## The problem
Repeat the full listing, word for word.

## Listing

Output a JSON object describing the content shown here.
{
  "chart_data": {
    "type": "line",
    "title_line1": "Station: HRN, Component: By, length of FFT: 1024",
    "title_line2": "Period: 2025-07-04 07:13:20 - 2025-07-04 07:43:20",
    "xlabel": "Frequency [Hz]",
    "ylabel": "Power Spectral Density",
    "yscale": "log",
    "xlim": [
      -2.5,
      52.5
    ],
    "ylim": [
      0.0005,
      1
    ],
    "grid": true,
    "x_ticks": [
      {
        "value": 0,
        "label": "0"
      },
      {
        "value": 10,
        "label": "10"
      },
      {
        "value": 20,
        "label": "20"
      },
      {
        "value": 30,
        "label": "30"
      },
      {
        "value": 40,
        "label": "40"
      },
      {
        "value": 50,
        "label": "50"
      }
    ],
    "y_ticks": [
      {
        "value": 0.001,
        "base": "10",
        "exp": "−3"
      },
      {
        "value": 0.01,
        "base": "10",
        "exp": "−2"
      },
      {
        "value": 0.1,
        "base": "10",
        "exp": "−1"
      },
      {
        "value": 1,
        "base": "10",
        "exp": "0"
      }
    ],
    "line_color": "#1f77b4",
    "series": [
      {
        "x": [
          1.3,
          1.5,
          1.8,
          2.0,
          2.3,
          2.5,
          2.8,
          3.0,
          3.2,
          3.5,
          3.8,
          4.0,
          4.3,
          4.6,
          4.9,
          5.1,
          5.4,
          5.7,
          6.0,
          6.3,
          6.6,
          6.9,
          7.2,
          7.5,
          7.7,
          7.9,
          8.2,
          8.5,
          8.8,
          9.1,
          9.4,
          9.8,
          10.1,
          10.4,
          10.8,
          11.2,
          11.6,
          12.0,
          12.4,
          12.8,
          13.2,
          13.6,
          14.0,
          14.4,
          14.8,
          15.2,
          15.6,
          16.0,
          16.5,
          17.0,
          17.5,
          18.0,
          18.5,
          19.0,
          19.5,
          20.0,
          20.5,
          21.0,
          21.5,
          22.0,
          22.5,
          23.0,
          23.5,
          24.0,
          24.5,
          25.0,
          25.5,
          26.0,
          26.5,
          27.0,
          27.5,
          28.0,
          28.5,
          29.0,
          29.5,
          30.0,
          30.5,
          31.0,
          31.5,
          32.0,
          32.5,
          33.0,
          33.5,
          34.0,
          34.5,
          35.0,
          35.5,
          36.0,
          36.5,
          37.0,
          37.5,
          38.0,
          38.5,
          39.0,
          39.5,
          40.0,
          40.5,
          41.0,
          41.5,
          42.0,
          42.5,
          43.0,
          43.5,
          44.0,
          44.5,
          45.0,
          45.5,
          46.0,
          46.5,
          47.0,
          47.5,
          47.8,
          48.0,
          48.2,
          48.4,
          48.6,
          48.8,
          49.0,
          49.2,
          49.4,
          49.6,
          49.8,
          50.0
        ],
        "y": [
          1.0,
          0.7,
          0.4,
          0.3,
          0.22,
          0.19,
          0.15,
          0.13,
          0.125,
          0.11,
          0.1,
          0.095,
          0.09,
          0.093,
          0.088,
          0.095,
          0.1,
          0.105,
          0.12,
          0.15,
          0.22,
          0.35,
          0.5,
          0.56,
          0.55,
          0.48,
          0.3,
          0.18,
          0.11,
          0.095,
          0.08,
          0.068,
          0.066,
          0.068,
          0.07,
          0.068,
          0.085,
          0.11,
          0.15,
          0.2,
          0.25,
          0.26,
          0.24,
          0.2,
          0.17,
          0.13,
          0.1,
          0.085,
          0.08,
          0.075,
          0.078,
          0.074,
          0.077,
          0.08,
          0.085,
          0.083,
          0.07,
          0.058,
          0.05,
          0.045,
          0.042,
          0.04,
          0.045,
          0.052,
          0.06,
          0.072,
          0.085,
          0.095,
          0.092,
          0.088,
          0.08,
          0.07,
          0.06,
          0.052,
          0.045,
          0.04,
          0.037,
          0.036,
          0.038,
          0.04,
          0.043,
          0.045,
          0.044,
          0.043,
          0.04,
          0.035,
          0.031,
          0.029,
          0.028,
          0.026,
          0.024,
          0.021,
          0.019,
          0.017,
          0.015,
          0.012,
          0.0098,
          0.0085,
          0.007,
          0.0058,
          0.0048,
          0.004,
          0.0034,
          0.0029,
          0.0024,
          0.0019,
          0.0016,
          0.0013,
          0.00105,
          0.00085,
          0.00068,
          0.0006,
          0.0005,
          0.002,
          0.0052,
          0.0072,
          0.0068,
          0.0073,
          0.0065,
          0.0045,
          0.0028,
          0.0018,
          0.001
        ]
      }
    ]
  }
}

## Task solution
Output a JSON object describing the content shown here.
{
  "chart_data": {
    "type": "line",
    "title_line1": "Station: HRN, Component: By, length of FFT: 1024",
    "title_line2": "Period: 2025-07-04 07:13:20 - 2025-07-04 07:43:20",
    "xlabel": "Frequency [Hz]",
    "ylabel": "Power Spectral Density",
    "yscale": "log",
    "xlim": [
      -2.5,
      52.5
    ],
    "ylim": [
      0.0005,
      1
    ],
    "grid": true,
    "x_ticks": [
      {
        "value": 0,
        "label": "0"
      },
      {
        "value": 10,
        "label": "10"
      },
      {
        "value": 20,
        "label": "20"
      },
      {
        "value": 30,
        "label": "30"
      },
      {
        "value": 40,
        "label": "40"
      },
      {
        "value": 50,
        "label": "50"
      }
    ],
    "y_ticks": [
      {
        "value": 0.001,
        "base": "10",
        "exp": "−3"
      },
      {
        "value": 0.01,
        "base": "10",
        "exp": "−2"
      },
      {
        "value": 0.1,
        "base": "10",
        "exp": "−1"
      },
      {
        "value": 1,
        "base": "10",
        "exp": "0"
      }
    ],
    "line_color": "#1f77b4",
    "series": [
      {
        "x": [
          1.3,
          1.5,
          1.8,
          2.0,
          2.3,
          2.5,
          2.8,
          3.0,
          3.2,
          3.5,
          3.8,
          4.0,
          4.3,
          4.6,
          4.9,
          5.1,
          5.4,
          5.7,
          6.0,
          6.3,
          6.6,
          6.9,
          7.2,
          7.5,
          7.7,
          7.9,
          8.2,
          8.5,
          8.8,
          9.1,
          9.4,
          9.8,
          10.1,
          10.4,
          10.8,
          11.2,
          11.6,
          12.0,
          12.4,
          12.8,
          13.2,
          13.6,
          14.0,
          14.4,
          14.8,
          15.2,
          15.6,
          16.0,
          16.5,
          17.0,
          17.5,
          18.0,
          18.5,
          19.0,
          19.5,
          20.0,
          20.5,
          21.0,
          21.5,
          22.0,
          22.5,
          23.0,
          23.5,
          24.0,
          24.5,
          25.0,
          25.5,
          26.0,
          26.5,
          27.0,
          27.5,
          28.0,
          28.5,
          29.0,
          29.5,
          30.0,
          30.5,
          31.0,
          31.5,
          32.0,
          32.5,
          33.0,
          33.5,
          34.0,
          34.5,
          35.0,
          35.5,
          36.0,
          36.5,
          37.0,
          37.5,
          38.0,
          38.5,
          39.0,
          39.5,
          40.0,
          40.5,
          41.0,
          41.5,
          42.0,
          42.5,
          43.0,
          43.5,
          44.0,
          44.5,
          45.0,
          45.5,
          46.0,
          46.5,
          47.0,
          47.5,
          47.8,
          48.0,
          48.2,
          48.4,
          48.6,
          48.8,
          49.0,
          49.2,
          49.4,
          49.6,
          49.8,
          50.0
        ],
        "y": [
          1.0,
          0.7,
          0.4,
          0.3,
          0.22,
          0.19,
          0.15,
          0.13,
          0.125,
          0.11,
          0.1,
          0.095,
          0.09,
          0.093,
          0.088,
          0.095,
          0.1,
          0.105,
          0.12,
          0.15,
          0.22,
          0.35,
          0.5,
          0.56,
          0.55,
          0.48,
          0.3,
          0.18,
          0.11,
          0.095,
          0.08,
          0.068,
          0.066,
          0.068,
          0.07,
          0.068,
          0.085,
          0.11,
          0.15,
          0.2,
          0.25,
          0.26,
          0.24,
          0.2,
          0.17,
          0.13,
          0.1,
          0.085,
          0.08,
          0.075,
          0.078,
          0.074,
          0.077,
          0.08,
          0.085,
          0.083,
          0.07,
          0.058,
          0.05,
          0.045,
          0.042,
          0.04,
          0.045,
          0.052,
          0.06,
          0.072,
          0.085,
          0.095,
          0.092,
          0.088,
          0.08,
          0.07,
          0.06,
          0.052,
          0.045,
          0.04,
          0.037,
          0.036,
          0.038,
          0.04,
          0.043,
          0.045,
          0.044,
          0.043,
          0.04,
          0.035,
          0.031,
          0.029,
          0.028,
          0.026,
          0.024,
          0.021,
          0.019,
          0.017,
          0.015,
          0.012,
          0.0098,
          0.0085,
          0.007,
          0.0058,
          0.0048,
          0.004,
          0.0034,
          0.0029,
          0.0024,
          0.0019,
          0.0016,
          0.0013,
          0.00105,
          0.00085,
          0.00068,
          0.0006,
          0.0005,
          0.002,
          0.0052,
          0.0072,
          0.0068,
          0.0073,
          0.0065,
          0.0045,
          0.0028,
          0.0018,
          0.001
        ]
      }
    ]
  }
}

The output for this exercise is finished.